**Exercise**
Retype every entry word for word.

**Records supplied**
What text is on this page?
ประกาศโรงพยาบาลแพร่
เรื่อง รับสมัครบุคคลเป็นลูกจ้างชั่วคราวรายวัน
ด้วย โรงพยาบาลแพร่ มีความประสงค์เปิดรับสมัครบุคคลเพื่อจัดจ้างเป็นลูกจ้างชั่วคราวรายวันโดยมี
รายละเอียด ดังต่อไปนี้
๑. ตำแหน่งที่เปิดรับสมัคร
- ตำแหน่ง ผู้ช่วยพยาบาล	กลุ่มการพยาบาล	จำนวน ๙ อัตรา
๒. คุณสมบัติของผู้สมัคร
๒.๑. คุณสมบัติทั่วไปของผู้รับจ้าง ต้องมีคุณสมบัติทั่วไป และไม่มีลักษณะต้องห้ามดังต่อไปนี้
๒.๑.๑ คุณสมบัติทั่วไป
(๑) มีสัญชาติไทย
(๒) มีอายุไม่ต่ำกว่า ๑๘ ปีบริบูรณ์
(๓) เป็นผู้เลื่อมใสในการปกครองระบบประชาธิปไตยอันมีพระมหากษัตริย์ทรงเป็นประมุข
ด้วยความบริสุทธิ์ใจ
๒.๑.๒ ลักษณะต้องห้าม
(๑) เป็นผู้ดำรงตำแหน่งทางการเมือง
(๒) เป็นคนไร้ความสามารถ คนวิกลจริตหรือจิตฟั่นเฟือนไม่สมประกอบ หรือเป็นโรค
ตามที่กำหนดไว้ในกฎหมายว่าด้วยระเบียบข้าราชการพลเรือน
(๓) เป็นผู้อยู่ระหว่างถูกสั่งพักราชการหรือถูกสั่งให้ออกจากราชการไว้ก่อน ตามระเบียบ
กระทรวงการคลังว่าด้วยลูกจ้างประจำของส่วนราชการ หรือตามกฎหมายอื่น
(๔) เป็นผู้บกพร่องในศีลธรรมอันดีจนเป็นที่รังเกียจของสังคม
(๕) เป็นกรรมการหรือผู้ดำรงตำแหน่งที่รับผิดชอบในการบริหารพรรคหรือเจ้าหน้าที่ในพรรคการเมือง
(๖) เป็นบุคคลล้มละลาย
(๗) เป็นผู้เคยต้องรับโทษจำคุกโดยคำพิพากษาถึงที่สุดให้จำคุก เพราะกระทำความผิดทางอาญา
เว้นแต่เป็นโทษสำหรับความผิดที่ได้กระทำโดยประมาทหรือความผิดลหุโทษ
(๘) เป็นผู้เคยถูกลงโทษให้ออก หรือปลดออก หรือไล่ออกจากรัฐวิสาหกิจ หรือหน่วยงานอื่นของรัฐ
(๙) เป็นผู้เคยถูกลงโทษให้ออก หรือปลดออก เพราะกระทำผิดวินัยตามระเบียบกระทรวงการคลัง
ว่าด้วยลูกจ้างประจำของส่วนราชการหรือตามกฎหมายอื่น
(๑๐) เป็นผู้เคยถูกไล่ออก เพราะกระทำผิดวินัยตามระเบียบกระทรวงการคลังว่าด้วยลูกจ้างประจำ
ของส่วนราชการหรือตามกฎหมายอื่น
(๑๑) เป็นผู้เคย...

**The answer**
What text is on this page?
ประกาศโรงพยาบาลแพร่
เรื่อง รับสมัครบุคคลเป็นลูกจ้างชั่วคราวรายวัน
ด้วย โรงพยาบาลแพร่ มีความประสงค์เปิดรับสมัครบุคคลเพื่อจัดจ้างเป็นลูกจ้างชั่วคราวรายวันโดยมี
รายละเอียด ดังต่อไปนี้
๑. ตำแหน่งที่เปิดรับสมัคร
- ตำแหน่ง ผู้ช่วยพยาบาล	กลุ่มการพยาบาล	จำนวน ๙ อัตรา
๒. คุณสมบัติของผู้สมัคร
๒.๑. คุณสมบัติทั่วไปของผู้รับจ้าง ต้องมีคุณสมบัติทั่วไป และไม่มีลักษณะต้องห้ามดังต่อไปนี้
๒.๑.๑ คุณสมบัติทั่วไป
(๑) มีสัญชาติไทย
(๒) มีอายุไม่ต่ำกว่า ๑๘ ปีบริบูรณ์
(๓) เป็นผู้เลื่อมใสในการปกครองระบบประชาธิปไตยอันมีพระมหากษัตริย์ทรงเป็นประมุข
ด้วยความบริสุทธิ์ใจ
๒.๑.๒ ลักษณะต้องห้าม
(๑) เป็นผู้ดำรงตำแหน่งทางการเมือง
(๒) เป็นคนไร้ความสามารถ คนวิกลจริตหรือจิตฟั่นเฟือนไม่สมประกอบ หรือเป็นโรค
ตามที่กำหนดไว้ในกฎหมายว่าด้วยระเบียบข้าราชการพลเรือน
(๓) เป็นผู้อยู่ระหว่างถูกสั่งพักราชการหรือถูกสั่งให้ออกจากราชการไว้ก่อน ตามระเบียบ
กระทรวงการคลังว่าด้วยลูกจ้างประจำของส่วนราชการ หรือตามกฎหมายอื่น
(๔) เป็นผู้บกพร่องในศีลธรรมอันดีจนเป็นที่รังเกียจของสังคม
(๕) เป็นกรรมการหรือผู้ดำรงตำแหน่งที่รับผิดชอบในการบริหารพรรคหรือเจ้าหน้าที่ในพรรคการเมือง
(๖) เป็นบุคคลล้มละลาย
(๗) เป็นผู้เคยต้องรับโทษจำคุกโดยคำพิพากษาถึงที่สุดให้จำคุก เพราะกระทำความผิดทางอาญา
เว้นแต่เป็นโทษสำหรับความผิดที่ได้กระทำโดยประมาทหรือความผิดลหุโทษ
(๘) เป็นผู้เคยถูกลงโทษให้ออก หรือปลดออก หรือไล่ออกจากรัฐวิสาหกิจ หรือหน่วยงานอื่นของรัฐ
(๙) เป็นผู้เคยถูกลงโทษให้ออก หรือปลดออก เพราะกระทำผิดวินัยตามระเบียบกระทรวงการคลัง
ว่าด้วยลูกจ้างประจำของส่วนราชการหรือตามกฎหมายอื่น
(๑๐) เป็นผู้เคยถูกไล่ออก เพราะกระทำผิดวินัยตามระเบียบกระทรวงการคลังว่าด้วยลูกจ้างประจำ
ของส่วนราชการหรือตามกฎหมายอื่น
(๑๑) เป็นผู้เคย...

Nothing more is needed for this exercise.